** BEGIN Text **
There’s something rotten in the state of American journalism, and it’s not even subtle anymore.
When two men bring machine guns to high school graduations in Minnesota, that’s a national story. But when those two men happen to be Muslim Somali immigrants, the media suddenly forgets how to write headlines.
CBS Minnesota reported the story with the vague, almost laughable title: “Two men charged after guns found in connection with high school shootings.” That’s it. No names. No context. No mention of immigration status. No hint that the suspects had converted firearms capable of fully automatic fire. Just “two men.”
Now we all know what that means.
“Two men” is the press’s favorite euphemism when the real details might cause political inconvenience. If these had been white guys from Texas in pickup trucks, we’d be reading op-eds about white rage, gun culture, and the rise of fascism. There’d be documentaries in the works before the ink on the indictments dried. But because the suspects are Muslim Somali immigrants, the press moves into full protection mode.
It’s not ignorance. It’s not caution. It’s a deliberate cover-up.
The media operates under a rigid narrative framework. If a story fits that narrative; white guy bad, minority victim good, it gets blasted out across every platform. But if it threatens the storyline; immigrant with an illegal weapon at a high school event, then suddenly everyone becomes “just a person,” and all nuance disappears.
Let’s stop pretending this isn’t intentional.
Journalists today aren’t neutral observers. They’re ideological gatekeepers. Their job isn’t to inform anymore, it’s to manage perception. When someone from a protected group commits a crime, the goal is to minimize the public’s reaction. So they soften the language. They omit key facts. They disappear the suspect into a fog of generalities.
You don’t have to believe in conspiracies to see the pattern. You just have to pay attention.
** END Text **
** BEGIN Stored data **
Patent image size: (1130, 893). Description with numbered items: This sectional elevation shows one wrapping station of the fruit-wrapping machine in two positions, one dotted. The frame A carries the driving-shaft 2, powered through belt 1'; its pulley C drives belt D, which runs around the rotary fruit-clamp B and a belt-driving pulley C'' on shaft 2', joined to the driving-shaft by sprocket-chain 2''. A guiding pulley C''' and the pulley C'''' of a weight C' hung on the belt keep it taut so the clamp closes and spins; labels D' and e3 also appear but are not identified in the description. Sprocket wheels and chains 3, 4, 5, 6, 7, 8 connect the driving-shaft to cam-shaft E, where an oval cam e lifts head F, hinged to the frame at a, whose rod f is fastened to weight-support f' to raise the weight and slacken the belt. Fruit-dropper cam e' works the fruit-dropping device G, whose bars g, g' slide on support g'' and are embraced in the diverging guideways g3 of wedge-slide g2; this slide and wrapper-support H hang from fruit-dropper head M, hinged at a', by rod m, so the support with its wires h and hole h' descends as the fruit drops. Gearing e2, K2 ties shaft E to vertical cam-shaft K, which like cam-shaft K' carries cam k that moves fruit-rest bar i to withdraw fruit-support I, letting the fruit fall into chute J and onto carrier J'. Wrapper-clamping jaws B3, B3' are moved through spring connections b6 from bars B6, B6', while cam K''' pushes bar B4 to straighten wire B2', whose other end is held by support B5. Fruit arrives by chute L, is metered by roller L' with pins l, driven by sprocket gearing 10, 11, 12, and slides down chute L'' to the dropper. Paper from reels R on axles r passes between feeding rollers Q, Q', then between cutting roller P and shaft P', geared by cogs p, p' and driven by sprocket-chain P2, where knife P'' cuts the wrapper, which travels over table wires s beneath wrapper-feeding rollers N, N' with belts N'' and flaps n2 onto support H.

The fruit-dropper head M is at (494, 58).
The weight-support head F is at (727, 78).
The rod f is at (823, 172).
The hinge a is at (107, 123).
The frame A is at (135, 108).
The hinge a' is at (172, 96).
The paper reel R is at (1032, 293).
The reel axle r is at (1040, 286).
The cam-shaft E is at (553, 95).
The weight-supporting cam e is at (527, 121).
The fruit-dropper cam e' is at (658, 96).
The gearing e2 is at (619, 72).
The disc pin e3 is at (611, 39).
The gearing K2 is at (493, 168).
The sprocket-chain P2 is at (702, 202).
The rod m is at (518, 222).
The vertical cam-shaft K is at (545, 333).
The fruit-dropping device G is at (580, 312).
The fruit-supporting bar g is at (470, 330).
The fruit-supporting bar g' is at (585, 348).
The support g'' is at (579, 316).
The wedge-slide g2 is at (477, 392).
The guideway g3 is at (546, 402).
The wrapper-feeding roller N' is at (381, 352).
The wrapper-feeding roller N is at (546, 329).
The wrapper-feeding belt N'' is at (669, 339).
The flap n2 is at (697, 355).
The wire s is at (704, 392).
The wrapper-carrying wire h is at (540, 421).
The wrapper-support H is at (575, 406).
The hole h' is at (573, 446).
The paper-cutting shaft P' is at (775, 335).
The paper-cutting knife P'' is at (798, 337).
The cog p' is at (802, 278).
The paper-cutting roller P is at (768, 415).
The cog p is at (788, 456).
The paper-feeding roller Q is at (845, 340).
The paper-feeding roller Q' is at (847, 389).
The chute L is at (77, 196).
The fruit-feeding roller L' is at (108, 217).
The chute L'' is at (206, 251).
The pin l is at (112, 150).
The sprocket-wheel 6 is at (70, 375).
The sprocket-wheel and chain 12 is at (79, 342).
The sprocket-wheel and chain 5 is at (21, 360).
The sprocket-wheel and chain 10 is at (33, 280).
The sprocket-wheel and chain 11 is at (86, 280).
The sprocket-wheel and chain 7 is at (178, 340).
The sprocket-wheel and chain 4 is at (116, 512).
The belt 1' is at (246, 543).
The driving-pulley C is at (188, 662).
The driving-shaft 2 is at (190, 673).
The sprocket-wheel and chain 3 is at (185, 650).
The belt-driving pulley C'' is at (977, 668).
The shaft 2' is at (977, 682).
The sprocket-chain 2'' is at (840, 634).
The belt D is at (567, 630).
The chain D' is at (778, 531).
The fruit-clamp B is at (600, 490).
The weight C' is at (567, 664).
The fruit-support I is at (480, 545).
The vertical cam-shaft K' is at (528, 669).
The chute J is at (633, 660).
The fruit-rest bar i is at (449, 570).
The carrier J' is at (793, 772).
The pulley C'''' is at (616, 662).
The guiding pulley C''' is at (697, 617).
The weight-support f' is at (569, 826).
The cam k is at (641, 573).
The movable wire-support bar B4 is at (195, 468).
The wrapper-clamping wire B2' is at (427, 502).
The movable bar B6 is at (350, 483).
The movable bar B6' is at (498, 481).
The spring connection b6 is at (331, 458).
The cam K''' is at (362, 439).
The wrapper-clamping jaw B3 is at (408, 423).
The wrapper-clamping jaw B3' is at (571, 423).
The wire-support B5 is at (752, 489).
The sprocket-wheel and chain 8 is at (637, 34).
** END Stored data **
• Directive A
According to the commentary, what headline did CBS Minnesota give the story?
• Directive B
Please write out the part of the commentary starting with "There’s something rotten" and going on through "to write headlines.".
The listing comes from a separate source.

• Full output A
“Two men charged after guns found in connection with high school shootings.”

• Full output B
There’s something rotten in the state of American journalism, and it’s not even subtle anymore.
When two men bring machine guns to high school graduations in Minnesota, that’s a national story. But when those two men happen to be Muslim Somali immigrants, the media suddenly forgets how to write headlines.